**DIRECTIONS:**
Copy each line of the entries that contains the word "arrow".

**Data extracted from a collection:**
==============================
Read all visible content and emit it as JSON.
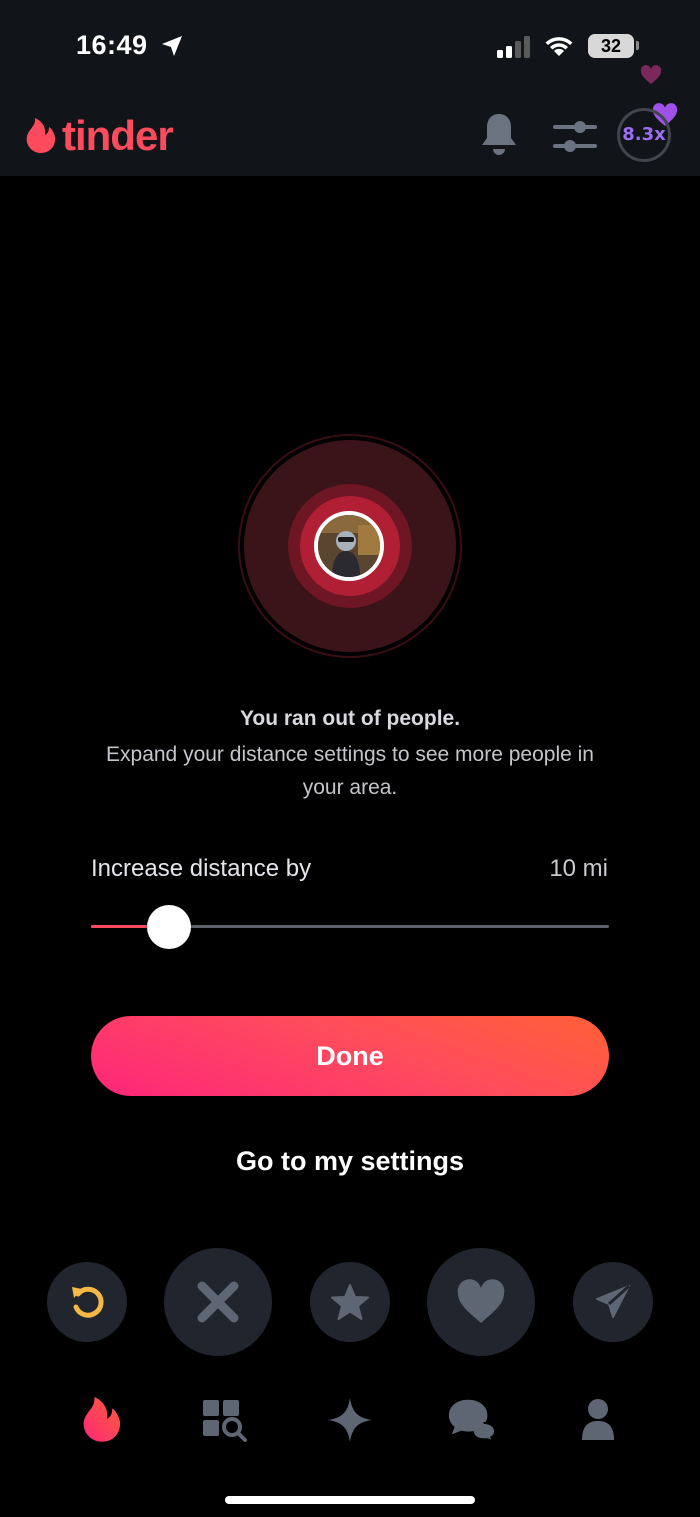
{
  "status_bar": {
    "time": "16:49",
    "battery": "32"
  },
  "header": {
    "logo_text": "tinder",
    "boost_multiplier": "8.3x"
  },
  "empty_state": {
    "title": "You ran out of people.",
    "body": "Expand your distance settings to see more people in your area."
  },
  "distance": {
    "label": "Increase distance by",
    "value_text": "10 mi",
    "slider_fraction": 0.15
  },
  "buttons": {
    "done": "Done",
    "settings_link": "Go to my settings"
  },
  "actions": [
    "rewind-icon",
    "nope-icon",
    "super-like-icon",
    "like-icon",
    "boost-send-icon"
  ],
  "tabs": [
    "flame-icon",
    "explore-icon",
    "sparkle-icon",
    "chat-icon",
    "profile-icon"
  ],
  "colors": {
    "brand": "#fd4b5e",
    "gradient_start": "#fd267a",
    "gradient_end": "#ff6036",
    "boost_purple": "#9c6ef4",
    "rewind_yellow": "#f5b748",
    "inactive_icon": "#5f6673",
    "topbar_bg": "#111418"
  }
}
==============================
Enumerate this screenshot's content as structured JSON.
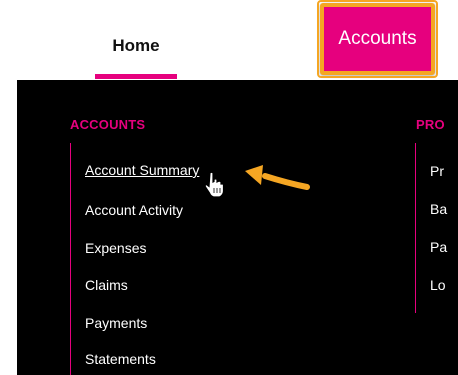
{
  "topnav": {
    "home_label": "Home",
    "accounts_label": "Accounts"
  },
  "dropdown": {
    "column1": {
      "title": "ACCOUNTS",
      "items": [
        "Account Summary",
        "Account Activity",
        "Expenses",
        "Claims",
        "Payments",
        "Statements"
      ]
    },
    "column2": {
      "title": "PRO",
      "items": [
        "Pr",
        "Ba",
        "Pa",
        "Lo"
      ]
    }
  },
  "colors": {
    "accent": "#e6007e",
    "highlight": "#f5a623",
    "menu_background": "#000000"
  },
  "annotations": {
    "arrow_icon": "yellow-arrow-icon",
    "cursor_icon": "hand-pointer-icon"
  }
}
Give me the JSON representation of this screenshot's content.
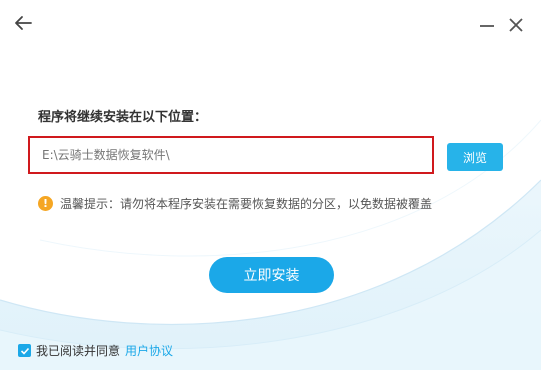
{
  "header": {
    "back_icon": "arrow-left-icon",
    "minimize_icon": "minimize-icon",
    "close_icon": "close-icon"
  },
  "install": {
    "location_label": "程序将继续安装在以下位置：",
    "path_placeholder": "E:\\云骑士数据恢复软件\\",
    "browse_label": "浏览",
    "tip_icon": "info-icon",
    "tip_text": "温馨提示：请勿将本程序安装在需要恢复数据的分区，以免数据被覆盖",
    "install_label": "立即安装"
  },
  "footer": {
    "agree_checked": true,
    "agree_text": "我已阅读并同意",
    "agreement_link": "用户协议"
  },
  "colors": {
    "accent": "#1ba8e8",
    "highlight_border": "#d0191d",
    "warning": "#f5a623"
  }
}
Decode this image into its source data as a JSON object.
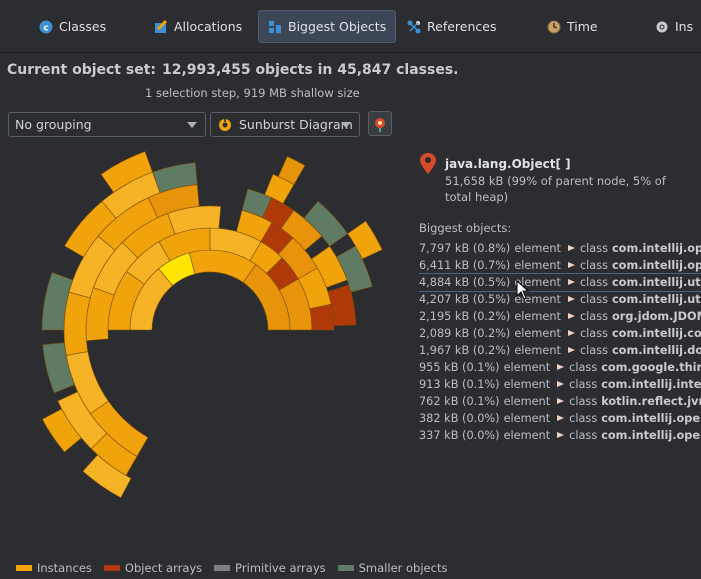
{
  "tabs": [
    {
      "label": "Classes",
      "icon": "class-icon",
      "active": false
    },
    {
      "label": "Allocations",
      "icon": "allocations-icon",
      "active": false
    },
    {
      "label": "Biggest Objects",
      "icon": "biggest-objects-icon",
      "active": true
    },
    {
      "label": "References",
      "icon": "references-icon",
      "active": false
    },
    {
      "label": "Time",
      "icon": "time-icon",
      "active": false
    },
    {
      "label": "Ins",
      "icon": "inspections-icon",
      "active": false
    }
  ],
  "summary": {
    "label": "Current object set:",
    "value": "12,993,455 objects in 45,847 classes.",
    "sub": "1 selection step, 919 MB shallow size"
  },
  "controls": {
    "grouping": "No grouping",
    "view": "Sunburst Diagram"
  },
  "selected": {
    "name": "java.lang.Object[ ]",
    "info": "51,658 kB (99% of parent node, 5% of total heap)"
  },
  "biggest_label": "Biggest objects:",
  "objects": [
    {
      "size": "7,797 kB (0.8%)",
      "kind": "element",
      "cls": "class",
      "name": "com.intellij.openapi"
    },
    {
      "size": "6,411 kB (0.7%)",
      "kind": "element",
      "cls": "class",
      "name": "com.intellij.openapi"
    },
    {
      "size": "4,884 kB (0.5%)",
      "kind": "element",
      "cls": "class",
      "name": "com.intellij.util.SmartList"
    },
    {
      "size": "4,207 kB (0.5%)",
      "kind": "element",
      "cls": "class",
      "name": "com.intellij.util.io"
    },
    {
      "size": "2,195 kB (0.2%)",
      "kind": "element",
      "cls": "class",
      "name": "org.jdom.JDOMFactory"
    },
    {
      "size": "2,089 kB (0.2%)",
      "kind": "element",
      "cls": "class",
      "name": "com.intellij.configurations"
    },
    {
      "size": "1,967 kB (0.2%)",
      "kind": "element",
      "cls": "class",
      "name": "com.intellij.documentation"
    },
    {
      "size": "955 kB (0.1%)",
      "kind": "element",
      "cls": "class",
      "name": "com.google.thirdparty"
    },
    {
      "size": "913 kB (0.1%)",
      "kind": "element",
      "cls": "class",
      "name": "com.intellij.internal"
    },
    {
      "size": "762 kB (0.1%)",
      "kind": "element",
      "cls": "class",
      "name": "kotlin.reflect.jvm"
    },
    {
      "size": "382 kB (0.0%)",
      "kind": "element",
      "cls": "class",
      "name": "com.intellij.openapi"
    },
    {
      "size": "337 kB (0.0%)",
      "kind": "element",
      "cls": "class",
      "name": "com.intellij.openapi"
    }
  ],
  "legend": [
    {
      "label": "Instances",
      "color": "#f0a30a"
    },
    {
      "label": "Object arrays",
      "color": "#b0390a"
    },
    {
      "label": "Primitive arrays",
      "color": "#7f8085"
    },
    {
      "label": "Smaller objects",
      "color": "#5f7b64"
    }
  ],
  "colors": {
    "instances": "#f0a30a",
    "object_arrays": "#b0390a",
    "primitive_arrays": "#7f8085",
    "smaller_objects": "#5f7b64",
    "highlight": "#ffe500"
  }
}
==============================
**RESPONSE TO THE TASK:**
    "arrow_icon": "yellow-arrow-icon",
    "back_icon": "arrow-left-icon",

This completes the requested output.